PROBLÈME COURT 1:
Relevez toutes les sommes d'argent mentionnées dans le texte sélectionné sur le rachat d'AMC par Wanda, avec leur devise.
PROBLÈME COURT 2:
D'après le texte sélectionné, quelle perte nette AMC a-t-elle affichée en 2011 ?

***** TEXTE SÉLECTIONNÉ *****

Cette acquisition pour un montant de 2,6 milliards de dollars (2 milliards d’euros) a fait grand bruit. Pourtant, pour de nombreux observateurs, elle ne permettrait pas au groupe chinois d’en tirer profit dans l’immédiat. En effet, depuis la crise, les recettes en salles aux États-Unis continue de reculer et l’AMC affichait en 2011 une perte nette de 82 millions de dollars. Par ailleurs, l’acquisition ne change en rien le fonctionnement d’AMC. Convaincu que cette firme deviendra bientôt bénéficiaire, Wanda l’aidera à rembourser ses dettes et à moderniser ses équipements en lui apportant 500 millions de dollars. En revanche, ne disposant pas d’assez de liquidités, Wanda a pris le risque d’emprunter pour investir. La question se pose donc de savoir quels sont les objectifs du groupe chinois à long terme.

***** ENTRÉES DE DONNÉES *****

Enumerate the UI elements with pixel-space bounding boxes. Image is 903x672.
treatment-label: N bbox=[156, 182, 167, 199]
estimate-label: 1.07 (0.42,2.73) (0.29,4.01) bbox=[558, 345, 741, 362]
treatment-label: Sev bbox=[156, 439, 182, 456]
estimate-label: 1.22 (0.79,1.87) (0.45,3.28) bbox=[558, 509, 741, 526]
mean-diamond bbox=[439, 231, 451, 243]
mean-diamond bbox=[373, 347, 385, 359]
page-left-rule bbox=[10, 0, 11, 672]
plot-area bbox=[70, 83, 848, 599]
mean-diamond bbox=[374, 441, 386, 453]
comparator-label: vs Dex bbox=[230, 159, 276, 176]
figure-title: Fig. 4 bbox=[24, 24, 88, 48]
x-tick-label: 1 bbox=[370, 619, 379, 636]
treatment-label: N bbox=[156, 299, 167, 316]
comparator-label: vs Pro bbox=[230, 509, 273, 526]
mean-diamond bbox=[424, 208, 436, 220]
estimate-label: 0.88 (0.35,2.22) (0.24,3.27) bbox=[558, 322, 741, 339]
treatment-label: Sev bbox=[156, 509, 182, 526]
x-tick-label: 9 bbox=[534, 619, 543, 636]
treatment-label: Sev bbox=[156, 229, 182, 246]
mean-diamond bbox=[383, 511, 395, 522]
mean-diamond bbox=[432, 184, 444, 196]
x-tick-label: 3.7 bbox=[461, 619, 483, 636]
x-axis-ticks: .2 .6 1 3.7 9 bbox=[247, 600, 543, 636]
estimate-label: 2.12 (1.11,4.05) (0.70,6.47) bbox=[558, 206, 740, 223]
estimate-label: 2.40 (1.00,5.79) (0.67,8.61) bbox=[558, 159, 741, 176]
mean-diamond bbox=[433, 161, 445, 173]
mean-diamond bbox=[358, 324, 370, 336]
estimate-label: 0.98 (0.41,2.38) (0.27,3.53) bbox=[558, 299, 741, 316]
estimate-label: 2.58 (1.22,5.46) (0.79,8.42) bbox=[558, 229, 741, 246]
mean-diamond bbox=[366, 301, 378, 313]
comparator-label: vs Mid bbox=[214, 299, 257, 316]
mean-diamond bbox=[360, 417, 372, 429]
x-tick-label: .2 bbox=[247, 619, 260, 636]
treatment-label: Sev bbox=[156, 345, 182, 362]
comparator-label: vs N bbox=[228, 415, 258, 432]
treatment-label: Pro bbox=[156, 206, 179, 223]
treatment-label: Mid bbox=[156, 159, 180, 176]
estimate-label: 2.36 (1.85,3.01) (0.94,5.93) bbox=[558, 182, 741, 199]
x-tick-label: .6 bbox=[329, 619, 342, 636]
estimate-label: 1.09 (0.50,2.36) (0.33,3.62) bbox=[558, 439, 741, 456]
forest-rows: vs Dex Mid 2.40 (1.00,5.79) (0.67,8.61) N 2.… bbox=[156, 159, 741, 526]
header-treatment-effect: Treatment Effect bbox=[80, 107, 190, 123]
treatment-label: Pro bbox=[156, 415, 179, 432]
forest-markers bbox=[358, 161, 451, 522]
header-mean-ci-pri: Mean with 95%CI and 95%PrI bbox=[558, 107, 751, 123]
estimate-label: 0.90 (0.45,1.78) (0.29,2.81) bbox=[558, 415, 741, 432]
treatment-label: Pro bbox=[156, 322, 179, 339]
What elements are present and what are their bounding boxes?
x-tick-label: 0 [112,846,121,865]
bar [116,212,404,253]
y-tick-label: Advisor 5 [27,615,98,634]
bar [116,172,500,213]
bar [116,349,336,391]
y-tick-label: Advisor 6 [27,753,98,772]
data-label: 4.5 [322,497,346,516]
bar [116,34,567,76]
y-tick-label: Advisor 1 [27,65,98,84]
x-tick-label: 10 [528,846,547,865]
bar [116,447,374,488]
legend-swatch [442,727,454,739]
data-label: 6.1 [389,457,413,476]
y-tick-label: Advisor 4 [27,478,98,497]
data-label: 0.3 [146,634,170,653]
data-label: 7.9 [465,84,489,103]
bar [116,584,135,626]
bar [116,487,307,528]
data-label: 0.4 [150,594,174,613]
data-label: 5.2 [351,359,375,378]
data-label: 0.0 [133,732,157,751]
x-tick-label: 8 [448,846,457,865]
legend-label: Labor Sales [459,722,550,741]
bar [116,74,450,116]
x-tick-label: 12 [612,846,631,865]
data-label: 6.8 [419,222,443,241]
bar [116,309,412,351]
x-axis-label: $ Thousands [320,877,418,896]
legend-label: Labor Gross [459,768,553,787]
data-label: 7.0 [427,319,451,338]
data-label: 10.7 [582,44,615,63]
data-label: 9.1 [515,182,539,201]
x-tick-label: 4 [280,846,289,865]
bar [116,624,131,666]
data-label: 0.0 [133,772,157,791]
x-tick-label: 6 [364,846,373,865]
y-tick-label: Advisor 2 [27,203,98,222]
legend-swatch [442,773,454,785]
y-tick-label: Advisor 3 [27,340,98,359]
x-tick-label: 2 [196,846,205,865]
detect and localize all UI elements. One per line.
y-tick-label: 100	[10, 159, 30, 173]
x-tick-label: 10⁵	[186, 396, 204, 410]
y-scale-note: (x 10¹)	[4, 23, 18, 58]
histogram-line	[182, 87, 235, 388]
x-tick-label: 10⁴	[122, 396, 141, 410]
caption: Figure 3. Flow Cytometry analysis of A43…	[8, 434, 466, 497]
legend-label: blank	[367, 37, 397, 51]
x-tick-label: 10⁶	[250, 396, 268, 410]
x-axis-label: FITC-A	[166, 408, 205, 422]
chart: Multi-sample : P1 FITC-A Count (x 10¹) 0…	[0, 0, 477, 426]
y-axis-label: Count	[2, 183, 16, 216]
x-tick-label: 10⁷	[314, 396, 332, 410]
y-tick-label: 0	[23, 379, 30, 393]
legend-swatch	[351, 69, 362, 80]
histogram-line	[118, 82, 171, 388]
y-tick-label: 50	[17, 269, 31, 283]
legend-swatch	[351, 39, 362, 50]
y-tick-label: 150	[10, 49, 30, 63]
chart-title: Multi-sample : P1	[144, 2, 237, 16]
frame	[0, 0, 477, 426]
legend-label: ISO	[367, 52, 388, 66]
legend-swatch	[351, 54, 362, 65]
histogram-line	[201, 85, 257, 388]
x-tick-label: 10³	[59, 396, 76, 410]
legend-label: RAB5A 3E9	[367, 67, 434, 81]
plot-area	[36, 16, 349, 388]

*****

RÉPONSE RÉDIGÉE 1:
- 2,6 milliards de dollars
- 2 milliards d'euros
- 82 millions de dollars
- 500 millions de dollars

RÉPONSE RÉDIGÉE 2:
AMC a affiché une perte nette de 82 millions de dollars en 2011.